**WHAT THE TASK ASKS**
Report how many lines of the records below include the word "rokotteita". Give nothing but the number.

INPUT DATA start

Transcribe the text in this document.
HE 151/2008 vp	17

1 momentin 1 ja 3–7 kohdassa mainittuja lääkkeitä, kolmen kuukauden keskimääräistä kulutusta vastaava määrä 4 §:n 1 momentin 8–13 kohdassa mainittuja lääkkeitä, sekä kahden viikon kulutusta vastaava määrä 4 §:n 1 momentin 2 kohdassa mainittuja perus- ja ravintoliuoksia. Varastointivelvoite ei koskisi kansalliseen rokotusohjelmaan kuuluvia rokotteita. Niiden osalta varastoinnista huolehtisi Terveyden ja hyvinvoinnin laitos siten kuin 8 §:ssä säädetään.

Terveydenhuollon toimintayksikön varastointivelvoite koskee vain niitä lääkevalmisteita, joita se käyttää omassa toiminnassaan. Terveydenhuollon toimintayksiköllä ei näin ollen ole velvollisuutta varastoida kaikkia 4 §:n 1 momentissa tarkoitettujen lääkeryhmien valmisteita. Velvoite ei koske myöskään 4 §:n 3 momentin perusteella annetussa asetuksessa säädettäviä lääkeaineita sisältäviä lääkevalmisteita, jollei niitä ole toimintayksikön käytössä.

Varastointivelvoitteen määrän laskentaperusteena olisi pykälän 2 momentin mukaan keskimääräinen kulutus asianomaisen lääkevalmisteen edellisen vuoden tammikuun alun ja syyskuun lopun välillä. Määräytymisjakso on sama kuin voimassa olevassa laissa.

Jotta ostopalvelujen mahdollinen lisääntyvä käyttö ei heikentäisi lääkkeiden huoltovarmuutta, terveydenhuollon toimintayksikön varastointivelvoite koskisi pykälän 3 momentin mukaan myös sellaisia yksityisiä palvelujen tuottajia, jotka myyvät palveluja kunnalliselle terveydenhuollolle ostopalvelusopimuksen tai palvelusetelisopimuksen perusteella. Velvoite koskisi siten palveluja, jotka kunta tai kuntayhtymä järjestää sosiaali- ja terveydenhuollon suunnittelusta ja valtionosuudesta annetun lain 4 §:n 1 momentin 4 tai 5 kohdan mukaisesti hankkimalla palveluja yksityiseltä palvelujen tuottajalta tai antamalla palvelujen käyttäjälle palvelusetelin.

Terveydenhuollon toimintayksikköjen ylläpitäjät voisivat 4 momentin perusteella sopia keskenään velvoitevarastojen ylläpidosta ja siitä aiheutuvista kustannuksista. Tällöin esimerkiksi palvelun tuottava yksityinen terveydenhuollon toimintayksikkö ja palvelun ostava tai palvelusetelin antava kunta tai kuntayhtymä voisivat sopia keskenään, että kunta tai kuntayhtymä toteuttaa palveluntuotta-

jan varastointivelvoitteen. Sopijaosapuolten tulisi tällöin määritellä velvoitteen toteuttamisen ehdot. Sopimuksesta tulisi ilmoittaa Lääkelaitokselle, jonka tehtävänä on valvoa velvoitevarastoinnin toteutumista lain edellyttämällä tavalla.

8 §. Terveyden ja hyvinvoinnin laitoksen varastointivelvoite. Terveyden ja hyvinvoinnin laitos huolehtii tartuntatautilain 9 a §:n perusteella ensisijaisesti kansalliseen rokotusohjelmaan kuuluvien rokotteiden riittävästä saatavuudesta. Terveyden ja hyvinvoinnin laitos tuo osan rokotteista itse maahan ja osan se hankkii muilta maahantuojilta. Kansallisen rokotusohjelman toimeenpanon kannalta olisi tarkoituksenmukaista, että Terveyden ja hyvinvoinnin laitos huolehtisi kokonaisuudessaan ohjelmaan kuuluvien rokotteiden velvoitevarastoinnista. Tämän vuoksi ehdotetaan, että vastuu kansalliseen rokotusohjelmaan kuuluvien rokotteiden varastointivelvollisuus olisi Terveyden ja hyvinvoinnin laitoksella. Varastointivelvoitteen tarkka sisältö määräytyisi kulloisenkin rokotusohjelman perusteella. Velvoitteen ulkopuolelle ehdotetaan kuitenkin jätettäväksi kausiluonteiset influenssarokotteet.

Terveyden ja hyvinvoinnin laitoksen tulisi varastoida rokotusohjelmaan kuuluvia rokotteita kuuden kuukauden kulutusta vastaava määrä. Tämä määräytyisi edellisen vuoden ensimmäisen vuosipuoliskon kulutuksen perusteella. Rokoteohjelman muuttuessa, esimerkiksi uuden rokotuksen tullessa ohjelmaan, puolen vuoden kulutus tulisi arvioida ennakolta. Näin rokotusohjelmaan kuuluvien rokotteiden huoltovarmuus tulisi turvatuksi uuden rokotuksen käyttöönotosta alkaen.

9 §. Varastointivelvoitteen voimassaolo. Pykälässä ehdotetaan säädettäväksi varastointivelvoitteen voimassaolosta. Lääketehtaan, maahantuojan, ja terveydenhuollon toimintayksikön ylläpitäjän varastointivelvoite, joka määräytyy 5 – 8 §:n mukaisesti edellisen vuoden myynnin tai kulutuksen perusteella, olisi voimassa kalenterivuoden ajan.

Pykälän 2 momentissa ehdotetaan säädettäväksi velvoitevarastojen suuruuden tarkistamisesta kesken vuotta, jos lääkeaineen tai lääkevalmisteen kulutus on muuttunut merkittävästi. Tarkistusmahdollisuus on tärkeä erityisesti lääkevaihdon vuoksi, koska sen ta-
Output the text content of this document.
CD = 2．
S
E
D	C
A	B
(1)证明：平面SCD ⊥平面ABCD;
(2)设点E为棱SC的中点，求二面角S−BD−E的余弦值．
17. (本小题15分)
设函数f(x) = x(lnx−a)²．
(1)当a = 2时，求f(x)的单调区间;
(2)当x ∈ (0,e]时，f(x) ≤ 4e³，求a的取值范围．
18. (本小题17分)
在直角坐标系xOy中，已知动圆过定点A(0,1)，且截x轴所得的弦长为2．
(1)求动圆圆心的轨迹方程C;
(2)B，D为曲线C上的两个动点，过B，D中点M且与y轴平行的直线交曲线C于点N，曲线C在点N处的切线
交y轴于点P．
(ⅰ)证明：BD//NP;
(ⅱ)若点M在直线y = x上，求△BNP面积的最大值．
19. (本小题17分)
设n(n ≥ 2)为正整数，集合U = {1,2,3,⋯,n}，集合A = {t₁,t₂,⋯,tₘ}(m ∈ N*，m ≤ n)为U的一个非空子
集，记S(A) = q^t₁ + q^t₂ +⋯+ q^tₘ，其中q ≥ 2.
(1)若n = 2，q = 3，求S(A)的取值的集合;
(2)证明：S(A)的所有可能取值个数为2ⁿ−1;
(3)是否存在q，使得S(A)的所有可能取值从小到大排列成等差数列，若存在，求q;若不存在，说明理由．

INPUT DATA end

**TASK ANSWER**
2